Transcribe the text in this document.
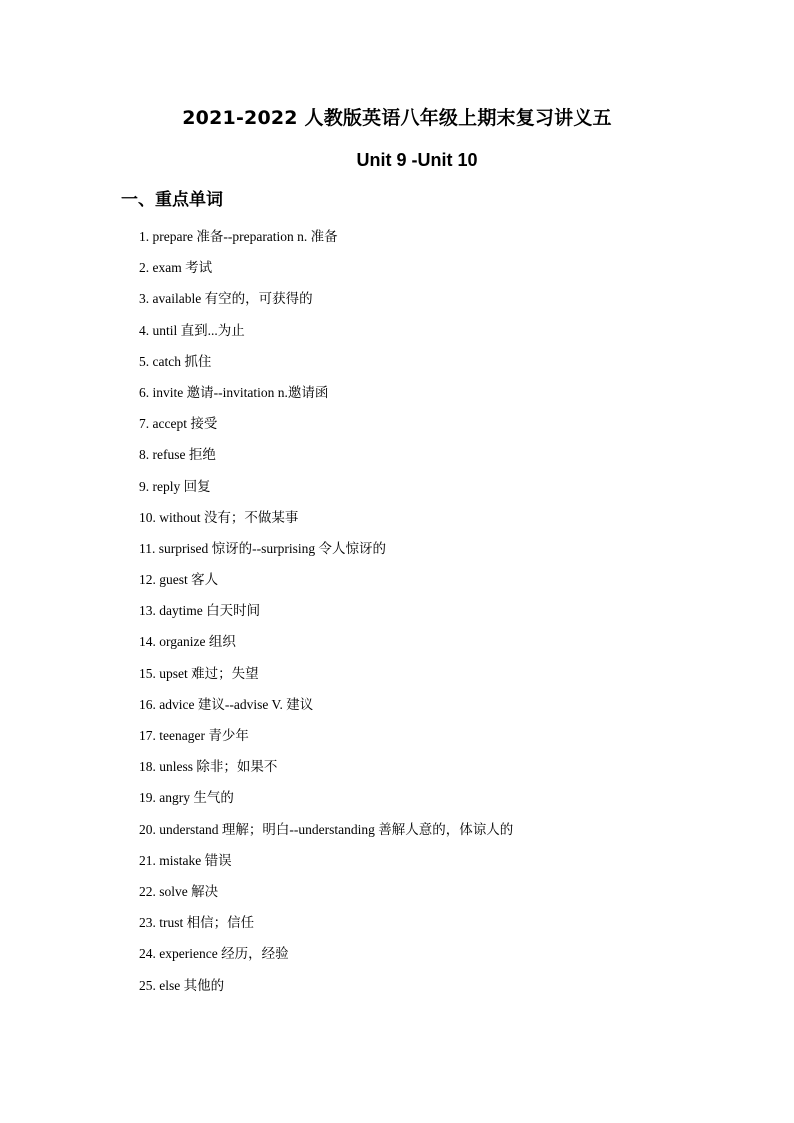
2021-2022 人教版英语八年级上期末复习讲义五
Unit 9 -Unit 10
一、重点单词
1. prepare 准备--preparation n. 准备
2. exam 考试
3. available 有空的，可获得的
4. until 直到...为止
5. catch 抓住
6. invite 邀请--invitation n.邀请函
7. accept 接受
8. refuse 拒绝
9. reply 回复
10. without 没有；不做某事
11. surprised 惊讶的--surprising 令人惊讶的
12. guest 客人
13. daytime 白天时间
14. organize 组织
15. upset 难过；失望
16. advice 建议--advise V. 建议
17. teenager 青少年
18. unless 除非；如果不
19. angry 生气的
20. understand 理解；明白--understanding 善解人意的，体谅人的
21. mistake 错误
22. solve 解决
23. trust 相信；信任
24. experience 经历，经验
25. else 其他的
━━━━━━━━
The records above are to be quoted exactly, with all pictures left out.

■ Solution to the problem
Transcribe the text in this document.
2021-2022 人教版英语八年级上期末复习讲义五
Unit 9 -Unit 10
一、重点单词
1. prepare 准备--preparation n. 准备
2. exam 考试
3. available 有空的，可获得的
4. until 直到...为止
5. catch 抓住
6. invite 邀请--invitation n.邀请函
7. accept 接受
8. refuse 拒绝
9. reply 回复
10. without 没有；不做某事
11. surprised 惊讶的--surprising 令人惊讶的
12. guest 客人
13. daytime 白天时间
14. organize 组织
15. upset 难过；失望
16. advice 建议--advise V. 建议
17. teenager 青少年
18. unless 除非；如果不
19. angry 生气的
20. understand 理解；明白--understanding 善解人意的，体谅人的
21. mistake 错误
22. solve 解决
23. trust 相信；信任
24. experience 经历，经验
25. else 其他的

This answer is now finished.